## What is being asked
Find the lines that contain the word "data" and copy each one.

## Supplied material

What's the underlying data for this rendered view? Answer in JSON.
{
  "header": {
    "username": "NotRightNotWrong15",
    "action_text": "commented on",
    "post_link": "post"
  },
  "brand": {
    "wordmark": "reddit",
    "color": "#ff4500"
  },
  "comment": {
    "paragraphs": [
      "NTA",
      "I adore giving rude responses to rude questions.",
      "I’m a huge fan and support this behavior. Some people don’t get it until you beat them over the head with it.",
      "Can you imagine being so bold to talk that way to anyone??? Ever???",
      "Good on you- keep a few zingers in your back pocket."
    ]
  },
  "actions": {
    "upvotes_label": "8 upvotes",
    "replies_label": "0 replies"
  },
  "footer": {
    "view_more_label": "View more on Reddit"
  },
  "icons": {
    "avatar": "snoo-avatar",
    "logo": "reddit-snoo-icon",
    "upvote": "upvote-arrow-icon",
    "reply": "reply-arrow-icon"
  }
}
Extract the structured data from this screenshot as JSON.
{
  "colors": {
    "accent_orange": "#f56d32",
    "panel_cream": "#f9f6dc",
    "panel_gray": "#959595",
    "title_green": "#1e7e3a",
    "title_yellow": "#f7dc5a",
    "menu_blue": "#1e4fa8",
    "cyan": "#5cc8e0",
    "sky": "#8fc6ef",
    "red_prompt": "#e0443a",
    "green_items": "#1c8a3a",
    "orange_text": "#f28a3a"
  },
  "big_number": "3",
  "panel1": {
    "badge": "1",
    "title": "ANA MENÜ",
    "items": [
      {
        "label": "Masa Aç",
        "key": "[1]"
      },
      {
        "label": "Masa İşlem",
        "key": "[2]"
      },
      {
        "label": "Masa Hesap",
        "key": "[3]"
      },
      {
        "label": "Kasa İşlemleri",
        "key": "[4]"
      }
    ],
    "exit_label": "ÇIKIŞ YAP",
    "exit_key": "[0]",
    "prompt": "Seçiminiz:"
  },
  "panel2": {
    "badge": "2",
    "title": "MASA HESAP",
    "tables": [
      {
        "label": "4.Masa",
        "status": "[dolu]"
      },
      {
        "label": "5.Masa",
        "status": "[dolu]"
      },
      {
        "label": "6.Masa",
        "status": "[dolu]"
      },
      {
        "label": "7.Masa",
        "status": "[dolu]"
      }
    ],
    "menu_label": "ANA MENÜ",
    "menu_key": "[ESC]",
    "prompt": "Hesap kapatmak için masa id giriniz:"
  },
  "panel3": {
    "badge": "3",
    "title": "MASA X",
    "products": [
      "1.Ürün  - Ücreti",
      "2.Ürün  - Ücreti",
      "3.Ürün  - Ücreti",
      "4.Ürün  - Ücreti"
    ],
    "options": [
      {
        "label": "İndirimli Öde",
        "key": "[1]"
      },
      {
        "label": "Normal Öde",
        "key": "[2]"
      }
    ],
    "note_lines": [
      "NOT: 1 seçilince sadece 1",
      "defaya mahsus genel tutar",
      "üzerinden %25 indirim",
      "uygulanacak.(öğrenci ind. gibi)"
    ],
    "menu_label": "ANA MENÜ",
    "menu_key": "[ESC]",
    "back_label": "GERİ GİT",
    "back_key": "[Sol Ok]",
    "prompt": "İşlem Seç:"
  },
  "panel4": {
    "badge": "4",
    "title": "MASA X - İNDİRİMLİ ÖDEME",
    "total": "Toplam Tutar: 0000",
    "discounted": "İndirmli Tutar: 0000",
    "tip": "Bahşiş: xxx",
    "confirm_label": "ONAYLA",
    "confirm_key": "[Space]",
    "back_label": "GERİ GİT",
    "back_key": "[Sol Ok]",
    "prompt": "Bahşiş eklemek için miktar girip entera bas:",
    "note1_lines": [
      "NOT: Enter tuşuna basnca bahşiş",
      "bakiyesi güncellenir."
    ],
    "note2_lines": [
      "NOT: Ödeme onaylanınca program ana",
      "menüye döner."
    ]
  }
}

## Exercise result
What's the underlying data for this rendered view? Answer in JSON.
Extract the structured data from this screenshot as JSON.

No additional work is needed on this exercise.